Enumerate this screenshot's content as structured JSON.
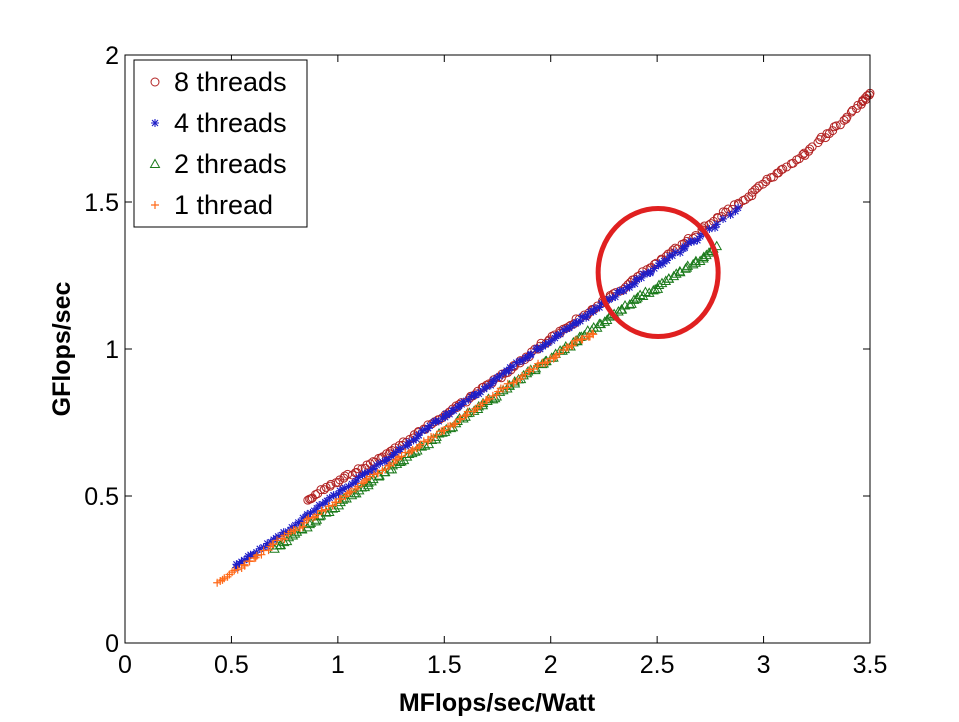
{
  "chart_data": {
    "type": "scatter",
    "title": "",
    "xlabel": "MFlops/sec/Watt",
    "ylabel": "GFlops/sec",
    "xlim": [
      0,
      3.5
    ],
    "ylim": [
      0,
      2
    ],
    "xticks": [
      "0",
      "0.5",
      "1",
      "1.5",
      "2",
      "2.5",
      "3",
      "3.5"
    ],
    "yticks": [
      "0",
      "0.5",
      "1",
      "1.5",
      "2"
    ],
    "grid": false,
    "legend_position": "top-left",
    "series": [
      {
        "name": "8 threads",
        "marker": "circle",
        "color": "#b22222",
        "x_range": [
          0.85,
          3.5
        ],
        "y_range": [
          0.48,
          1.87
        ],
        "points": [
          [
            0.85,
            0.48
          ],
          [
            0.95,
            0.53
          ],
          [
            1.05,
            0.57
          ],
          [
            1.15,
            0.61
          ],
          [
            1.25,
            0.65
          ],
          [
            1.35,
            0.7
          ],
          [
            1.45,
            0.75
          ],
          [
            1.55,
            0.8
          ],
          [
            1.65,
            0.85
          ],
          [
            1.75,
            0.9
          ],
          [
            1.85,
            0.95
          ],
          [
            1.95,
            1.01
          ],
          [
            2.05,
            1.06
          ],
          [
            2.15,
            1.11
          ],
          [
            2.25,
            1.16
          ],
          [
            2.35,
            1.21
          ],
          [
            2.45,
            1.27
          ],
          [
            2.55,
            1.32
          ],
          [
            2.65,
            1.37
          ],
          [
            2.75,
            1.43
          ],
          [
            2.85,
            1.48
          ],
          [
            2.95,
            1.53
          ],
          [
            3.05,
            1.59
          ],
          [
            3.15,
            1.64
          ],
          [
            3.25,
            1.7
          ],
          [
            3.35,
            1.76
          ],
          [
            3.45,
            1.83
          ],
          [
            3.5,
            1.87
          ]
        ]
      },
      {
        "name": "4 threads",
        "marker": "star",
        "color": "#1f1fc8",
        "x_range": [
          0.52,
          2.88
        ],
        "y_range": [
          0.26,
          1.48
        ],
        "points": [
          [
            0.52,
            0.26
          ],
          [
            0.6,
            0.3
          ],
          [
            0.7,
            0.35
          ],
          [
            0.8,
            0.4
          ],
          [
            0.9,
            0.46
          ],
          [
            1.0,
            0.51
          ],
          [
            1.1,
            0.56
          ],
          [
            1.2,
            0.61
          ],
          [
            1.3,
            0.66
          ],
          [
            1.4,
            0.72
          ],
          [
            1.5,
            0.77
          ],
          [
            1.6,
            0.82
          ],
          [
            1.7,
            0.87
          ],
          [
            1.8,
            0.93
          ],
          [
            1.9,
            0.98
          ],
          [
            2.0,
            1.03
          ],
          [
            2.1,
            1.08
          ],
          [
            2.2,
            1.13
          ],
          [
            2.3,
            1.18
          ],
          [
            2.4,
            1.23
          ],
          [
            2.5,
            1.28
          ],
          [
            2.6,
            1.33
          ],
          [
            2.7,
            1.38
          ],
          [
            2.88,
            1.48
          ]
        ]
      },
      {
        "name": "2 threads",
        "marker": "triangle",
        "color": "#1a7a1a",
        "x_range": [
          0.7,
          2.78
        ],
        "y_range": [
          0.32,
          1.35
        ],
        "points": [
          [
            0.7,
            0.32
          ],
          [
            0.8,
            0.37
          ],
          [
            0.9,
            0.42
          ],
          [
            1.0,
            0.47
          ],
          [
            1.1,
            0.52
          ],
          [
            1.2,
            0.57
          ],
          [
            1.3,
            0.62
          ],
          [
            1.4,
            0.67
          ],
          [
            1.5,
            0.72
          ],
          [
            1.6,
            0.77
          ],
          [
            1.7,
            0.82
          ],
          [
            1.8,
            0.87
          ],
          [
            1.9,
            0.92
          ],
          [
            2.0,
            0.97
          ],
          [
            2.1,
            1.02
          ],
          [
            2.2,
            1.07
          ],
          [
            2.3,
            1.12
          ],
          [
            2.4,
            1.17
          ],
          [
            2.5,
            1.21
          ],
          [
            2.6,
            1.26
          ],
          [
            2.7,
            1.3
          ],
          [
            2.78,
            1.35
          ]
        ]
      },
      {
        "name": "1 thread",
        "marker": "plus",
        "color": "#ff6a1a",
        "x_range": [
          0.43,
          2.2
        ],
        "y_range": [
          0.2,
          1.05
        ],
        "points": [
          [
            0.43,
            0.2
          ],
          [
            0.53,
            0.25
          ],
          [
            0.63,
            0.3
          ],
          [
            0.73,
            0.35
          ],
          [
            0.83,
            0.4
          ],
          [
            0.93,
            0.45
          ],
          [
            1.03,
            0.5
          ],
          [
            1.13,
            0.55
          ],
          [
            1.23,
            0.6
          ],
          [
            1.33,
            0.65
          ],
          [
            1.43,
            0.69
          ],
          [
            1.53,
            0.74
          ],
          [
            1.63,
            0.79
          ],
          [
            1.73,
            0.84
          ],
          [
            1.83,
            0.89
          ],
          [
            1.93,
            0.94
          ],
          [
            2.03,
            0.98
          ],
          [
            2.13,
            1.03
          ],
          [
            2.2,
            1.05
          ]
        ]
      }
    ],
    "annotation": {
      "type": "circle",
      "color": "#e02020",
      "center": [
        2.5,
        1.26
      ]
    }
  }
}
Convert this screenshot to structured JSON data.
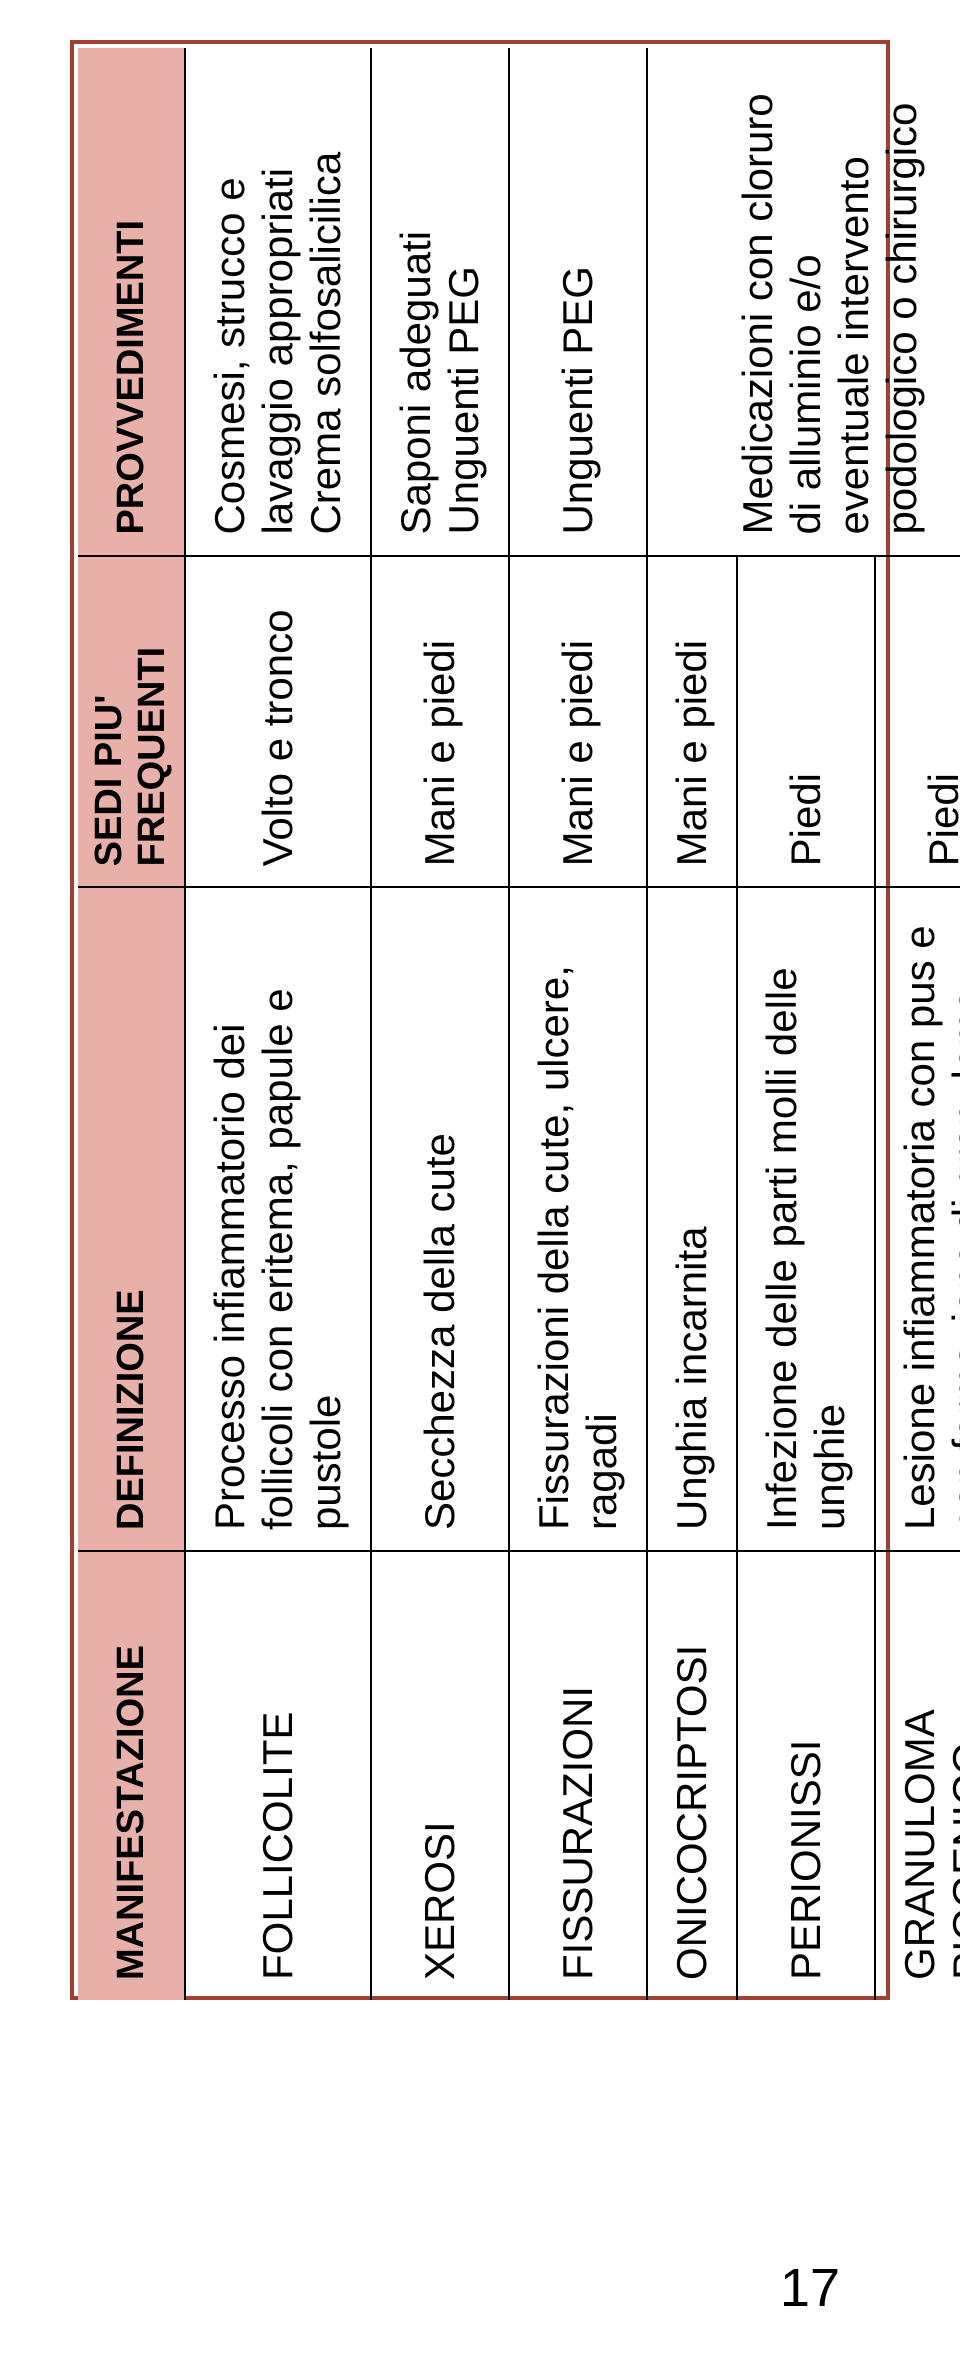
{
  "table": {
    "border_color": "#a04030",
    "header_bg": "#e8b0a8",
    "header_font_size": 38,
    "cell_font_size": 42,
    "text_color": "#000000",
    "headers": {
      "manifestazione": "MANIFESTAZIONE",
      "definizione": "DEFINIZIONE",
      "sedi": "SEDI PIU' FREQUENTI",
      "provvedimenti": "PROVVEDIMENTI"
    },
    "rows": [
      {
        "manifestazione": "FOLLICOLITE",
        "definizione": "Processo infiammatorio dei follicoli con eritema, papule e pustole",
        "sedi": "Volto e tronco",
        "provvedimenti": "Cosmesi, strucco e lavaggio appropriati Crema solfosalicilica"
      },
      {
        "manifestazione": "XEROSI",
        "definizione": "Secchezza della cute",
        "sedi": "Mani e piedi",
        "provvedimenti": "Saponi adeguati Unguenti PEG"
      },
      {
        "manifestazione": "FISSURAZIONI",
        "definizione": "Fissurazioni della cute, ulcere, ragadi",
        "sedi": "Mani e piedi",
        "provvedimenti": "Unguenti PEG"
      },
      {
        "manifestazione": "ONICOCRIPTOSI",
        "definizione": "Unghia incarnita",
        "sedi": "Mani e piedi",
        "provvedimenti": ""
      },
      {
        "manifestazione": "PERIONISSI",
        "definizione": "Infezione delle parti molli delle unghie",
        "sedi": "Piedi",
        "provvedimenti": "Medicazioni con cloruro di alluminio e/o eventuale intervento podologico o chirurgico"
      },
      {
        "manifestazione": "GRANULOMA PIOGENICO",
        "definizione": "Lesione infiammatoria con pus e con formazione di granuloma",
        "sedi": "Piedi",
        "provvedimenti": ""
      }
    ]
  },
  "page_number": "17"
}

- _To be done_
For the listing above, identify each line bearing "name".

- _Final answer_
        "name": "8 threads",
        "name": "4 threads",
        "name": "2 threads",
        "name": "1 thread",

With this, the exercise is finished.